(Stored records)
>>
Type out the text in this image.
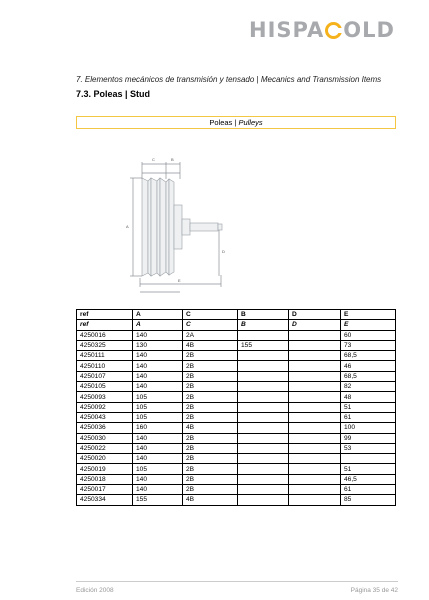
HISPA OLD
7. Elementos mecánicos de transmisión y tensado | Mecanics and Transmission Items
7.3. Poleas | Stud
Poleas | Pulleys
C	B
A
D
E
ref	A	C	B	D	E
ref	A	C	B	D	E
4250016	140	2A			60
4250325	130	4B	155		73
4250111	140	2B			68,5
4250110	140	2B			46
4250107	140	2B			68,5
4250105	140	2B			82
4250093	105	2B			48
4250092	105	2B			51
4250043	105	2B			61
4250036	160	4B			100
4250030	140	2B			99
4250022	140	2B			53
4250020	140	2B			
4250019	105	2B			51
4250018	140	2B			46,5
4250017	140	2B			61
4250334	155	4B			85
Edición 2008	Página 35 de 42
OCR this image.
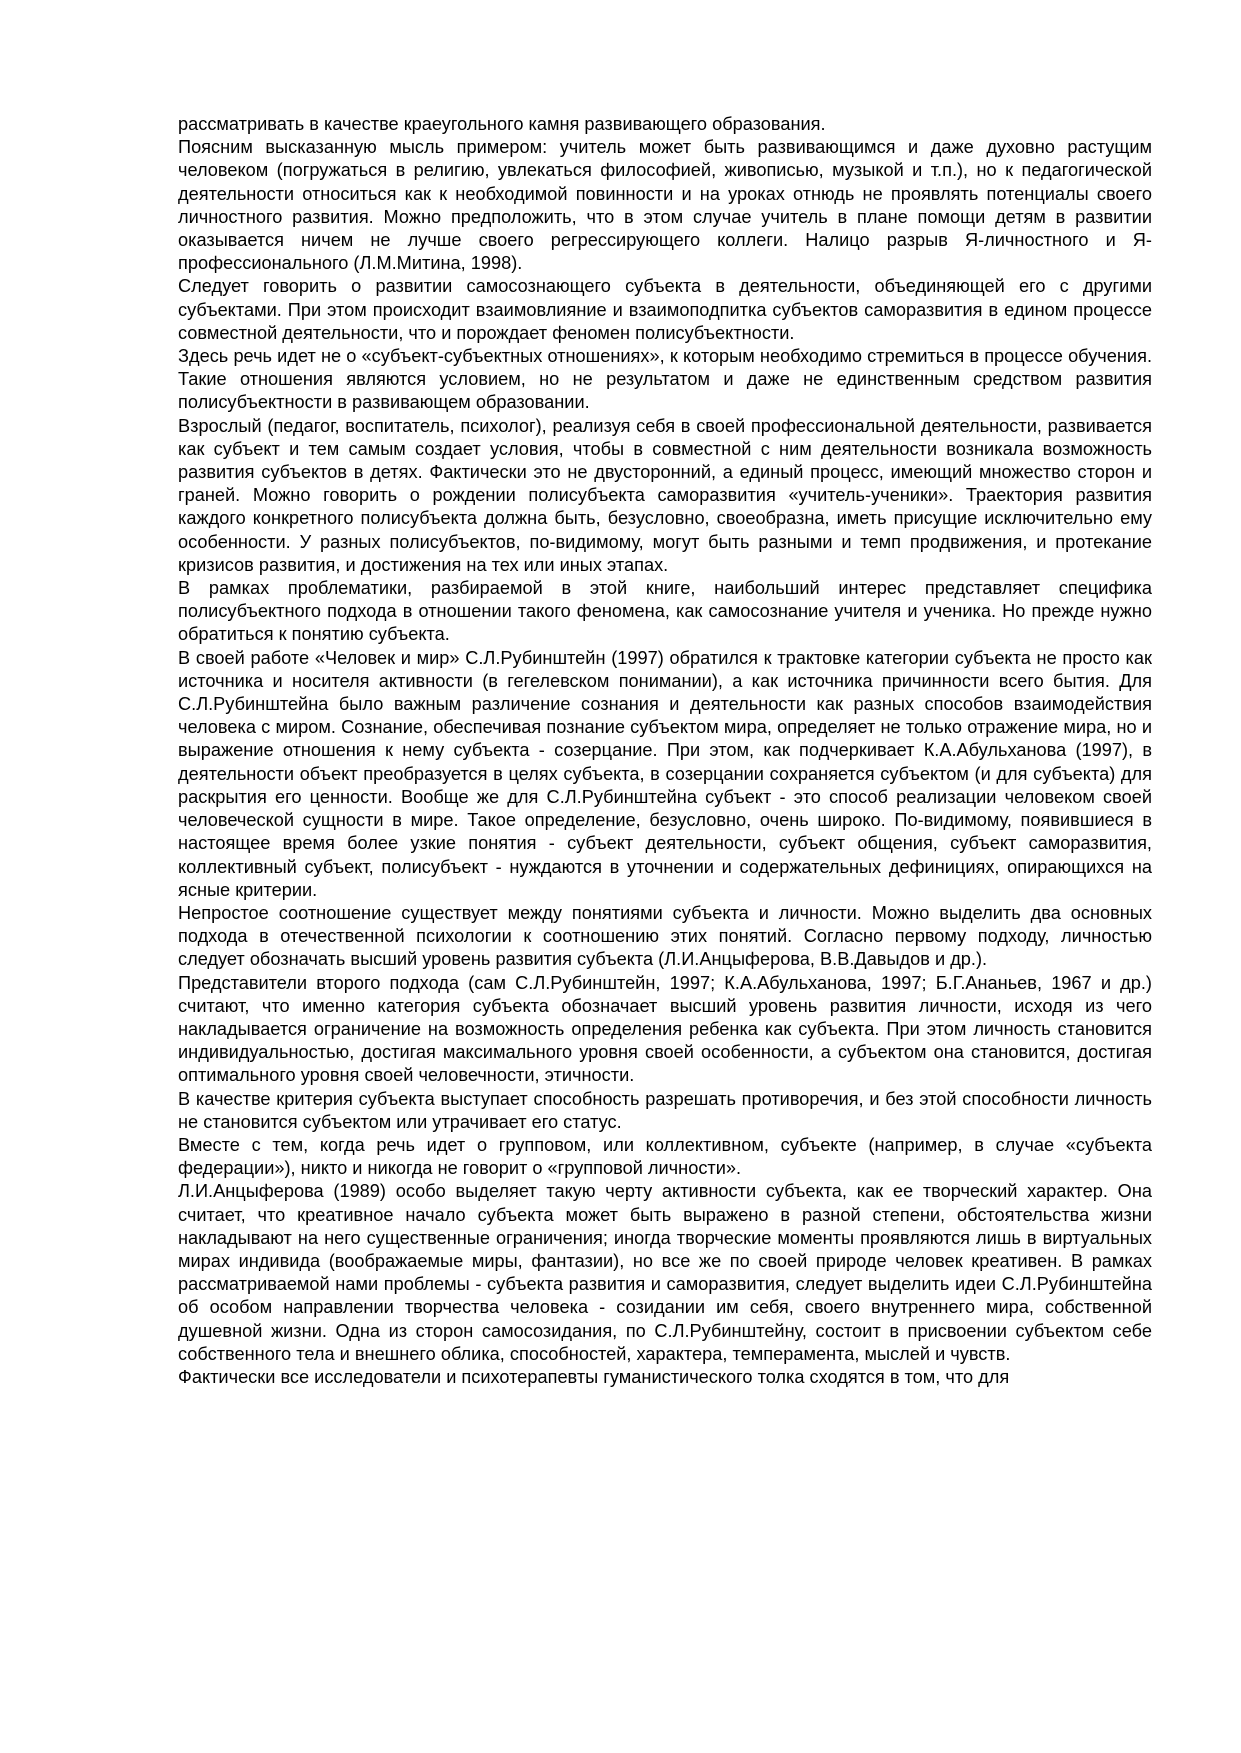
рассматривать в качестве краеугольного камня развивающего образования.

Поясним высказанную мысль примером: учитель может быть развивающимся и даже духовно растущим человеком (погружаться в религию, увлекаться философией, живописью, музыкой и т.п.), но к педагогической деятельности относиться как к необходимой повинности и на уроках отнюдь не проявлять потенциалы своего личностного развития. Можно предположить, что в этом случае учитель в плане помощи детям в развитии оказывается ничем не лучше своего регрессирующего коллеги. Налицо разрыв Я-личностного и Я-профессионального (Л.М.Митина, 1998).

Следует говорить о развитии самосознающего субъекта в деятельности, объединяющей его с другими субъектами. При этом происходит взаимовлияние и взаимоподпитка субъектов саморазвития в едином процессе совместной деятельности, что и порождает феномен полисубъектности.

Здесь речь идет не о «субъект-субъектных отношениях», к которым необходимо стремиться в процессе обучения. Такие отношения являются условием, но не результатом и даже не единственным средством развития полисубъектности в развивающем образовании.

Взрослый (педагог, воспитатель, психолог), реализуя себя в своей профессиональной деятельности, развивается как субъект и тем самым создает условия, чтобы в совместной с ним деятельности возникала возможность развития субъектов в детях. Фактически это не двусторонний, а единый процесс, имеющий множество сторон и граней. Можно говорить о рождении полисубъекта саморазвития «учитель-ученики». Траектория развития каждого конкретного полисубъекта должна быть, безусловно, своеобразна, иметь присущие исключительно ему особенности. У разных полисубъектов, по-видимому, могут быть разными и темп продвижения, и протекание кризисов развития, и достижения на тех или иных этапах.

В рамках проблематики, разбираемой в этой книге, наибольший интерес представляет специфика полисубъектного подхода в отношении такого феномена, как самосознание учителя и ученика. Но прежде нужно обратиться к понятию субъекта.

В своей работе «Человек и мир» С.Л.Рубинштейн (1997) обратился к трактовке категории субъекта не просто как источника и носителя активности (в гегелевском понимании), а как источника причинности всего бытия. Для С.Л.Рубинштейна было важным различение сознания и деятельности как разных способов взаимодействия человека с миром. Сознание, обеспечивая познание субъектом мира, определяет не только отражение мира, но и выражение отношения к нему субъекта - созерцание. При этом, как подчеркивает К.А.Абульханова (1997), в деятельности объект преобразуется в целях субъекта, в созерцании сохраняется субъектом (и для субъекта) для раскрытия его ценности. Вообще же для С.Л.Рубинштейна субъект - это способ реализации человеком своей человеческой сущности в мире. Такое определение, безусловно, очень широко. По-видимому, появившиеся в настоящее время более узкие понятия - субъект деятельности, субъект общения, субъект саморазвития, коллективный субъект, полисубъект - нуждаются в уточнении и содержательных дефинициях, опирающихся на ясные критерии.

Непростое соотношение существует между понятиями субъекта и личности. Можно выделить два основных подхода в отечественной психологии к соотношению этих понятий. Согласно первому подходу, личностью следует обозначать высший уровень развития субъекта (Л.И.Анцыферова, В.В.Давыдов и др.).

Представители второго подхода (сам С.Л.Рубинштейн, 1997; К.А.Абульханова, 1997; Б.Г.Ананьев, 1967 и др.) считают, что именно категория субъекта обозначает высший уровень развития личности, исходя из чего накладывается ограничение на возможность определения ребенка как субъекта. При этом личность становится индивидуальностью, достигая максимального уровня своей особенности, а субъектом она становится, достигая оптимального уровня своей человечности, этичности.

В качестве критерия субъекта выступает способность разрешать противоречия, и без этой способности личность не становится субъектом или утрачивает его статус.

Вместе с тем, когда речь идет о групповом, или коллективном, субъекте (например, в случае «субъекта федерации»), никто и никогда не говорит о «групповой личности».

Л.И.Анцыферова (1989) особо выделяет такую черту активности субъекта, как ее творческий характер. Она считает, что креативное начало субъекта может быть выражено в разной степени, обстоятельства жизни накладывают на него существенные ограничения; иногда творческие моменты проявляются лишь в виртуальных мирах индивида (воображаемые миры, фантазии), но все же по своей природе человек креативен. В рамках рассматриваемой нами проблемы - субъекта развития и саморазвития, следует выделить идеи С.Л.Рубинштейна об особом направлении творчества человека - созидании им себя, своего внутреннего мира, собственной душевной жизни. Одна из сторон самосозидания, по С.Л.Рубинштейну, состоит в присвоении субъектом себе собственного тела и внешнего облика, способностей, характера, темперамента, мыслей и чувств.

Фактически все исследователи и психотерапевты гуманистического толка сходятся в том, что для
<<
Search the material above for "полисубъектности". Pull out each line where it shows up.

Следует говорить о развитии самосознающего субъекта в деятельности, объединяющей его с другими субъектами. При этом происходит взаимовлияние и взаимоподпитка субъектов саморазвития в едином процессе совместной деятельности, что и порождает феномен полисубъектности.
Здесь речь идет не о «субъект-субъектных отношениях», к которым необходимо стремиться в процессе обучения. Такие отношения являются условием, но не результатом и даже не единственным средством развития полисубъектности в развивающем образовании.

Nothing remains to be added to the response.